元の文章
★ ★ ★ ★ ★ ★ ★

社会とつながる喜びの輪の中で【大賀藕絲館(おおがぐうしかん)】

「いらっしゃいませ」

 

自動ドアが開くと、目の覚めるようなはつらつとした声とおっとりとした優しい挨拶が私を出迎えてくれました。ここは、蓮の実ケーキや紅花のブーケ、ちりめん細工、手すき紙などの手作り製品を制作、販売している大賀藕絲館(おおがぐうしかん)です。

 

できることを仕事にして、みんなでひとつの物を作り、それを売る。障害のある方にとって、働くことを通し、誰かを喜ばせ、認められ、達成感を抱くなどといったさまざまな体験を積むことのできる場所です。

自然を活かした製品をつくる

立派なつくりのこの建物が、社会福祉法人まちだ育成会の運営する大賀藕絲館(おおがぐうしかん)です。町田市にお住まいの方であれば、リサイクルセンターの隣というと分かりやすいでしょうか。

 

福祉施設というよりは、博物館や資料館に見える建物には、手づくりの製品を扱う販売所が併設されています。大賀藕絲館(おおがぐうしかん)の他にもダリア園を管理する「かがやき」など、複数の障害福祉事業所がまちだ育成会によって町田市内で運営されています。

 

大賀藕絲館(おおがぐうしかん)は昭和50年代に当時の町田市長の大下氏によって、障害のある方の働く場所として開設されました。大賀ハスの茎にある、蜘蛛の糸に似た細い糸を使った織物(藕絲織:ぐうしおり)や紅花を使った染め物作業は、当時から今も続いている光景です。

 

「町田市は福祉が充実している」というよく耳にする巷のうわさは、この頃の町田市の取り組みの印象からきているのだそう。


オープン当時からのコンセプトを残し、大賀藕絲館(おおがぐうしかん)では今も蓮田の管理や紅花、綿花の栽培など草木にまつわる仕事、そしてそれらを加工してハスの繊維や紅花入りのすき紙、蓮の花托のコースターなどの製品制作といった自然を活かした活動を中心としています。


人間味あふれるご利用者さんと働く楽しさ

大賀藕絲館(おおがぐうしかん)では、「就労継続支援B型」と「生活介護」の2つの障害福祉サービスを行っています。どちらも日中、自宅やグループホームから徒歩や送迎車でご利用者さんが通所してきます。

 

ご利用者さんは主に知的障害があり、身体障害を重複する方も一部利用しています。ご利用者さんの障害の種類や年齢層は幅広く、ダウン症や自閉症、発達障害などさまざまな障害にわたり、年齢層は特別支援学校の高等部を卒業したばかりの18歳から最高齢は72歳の方までが利用しています。

 

オレンジの紅花のブーケを手に、冒頭の写真に映っていた施設長の清水さんは、大賀藕絲館(おおがぐうしかん)の魅力を「人間味あふれるご利用者さんと働く楽しさ」と語ります。

★ ★ ★ ★ ★ ★ ★

データの部分
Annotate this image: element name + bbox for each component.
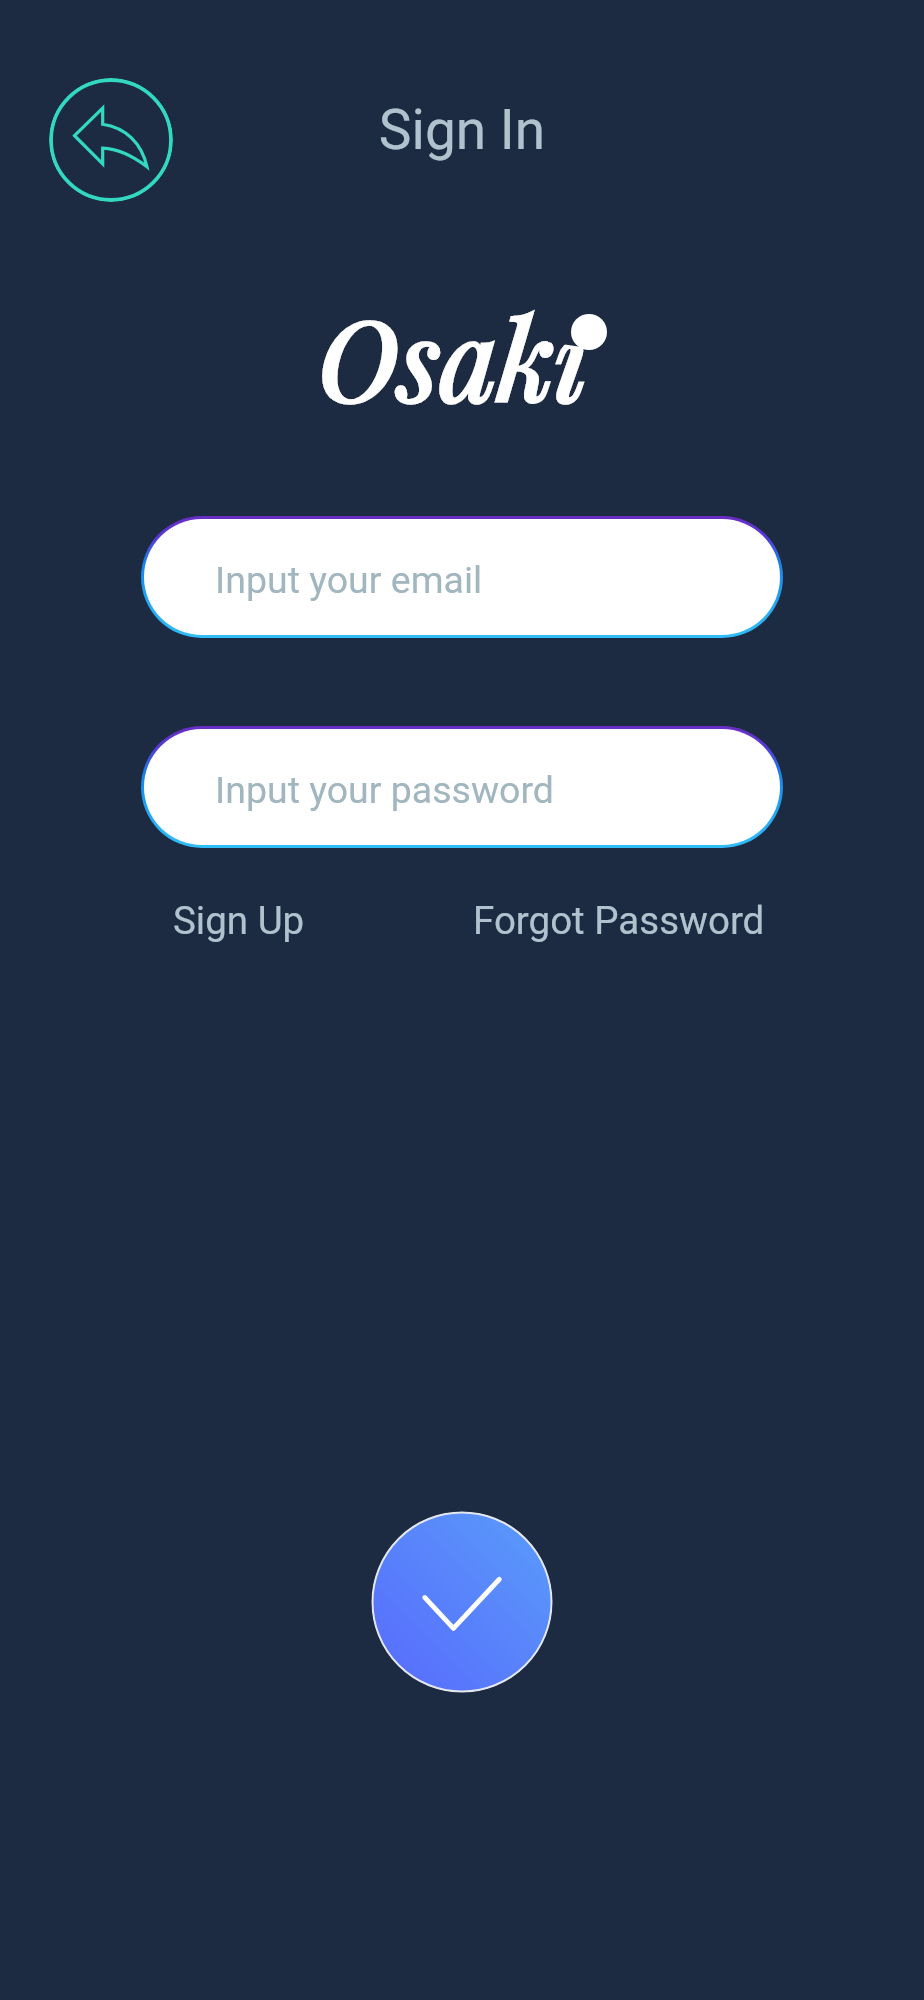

★ ★ ★ ★ ★ ★ ★

やること
1. 元の文章では、大賀藕絲館を開いたのは誰だと書かれていますか。
2. 元の文章の「大賀藕絲館(おおがぐうしかん)では、「就」から「歳の方までが利用しています。」まで(両端を含む)を、「グループホーム」を「施設」に置き換えて書き直してください。
3. 元の文章の「ここは、蓮の実ケーキや」で始まる文に出てくる手作り製品をすべて挙げてください。

各問の答え
1. 当時の町田市長の大下氏です。

2.
大賀藕絲館(おおがぐうしかん)では、「就労継続支援B型」と「生活介護」の2つの障害福祉サービスを行っています。どちらも日中、自宅や施設から徒歩や送迎車でご利用者さんが通所してきます。

 

ご利用者さんは主に知的障害があり、身体障害を重複する方も一部利用しています。ご利用者さんの障害の種類や年齢層は幅広く、ダウン症や自閉症、発達障害などさまざまな障害にわたり、年齢層は特別支援学校の高等部を卒業したばかりの18歳から最高齢は72歳の方までが利用しています。

3. 蓮の実ケーキ、紅花のブーケ、ちりめん細工、手すき紙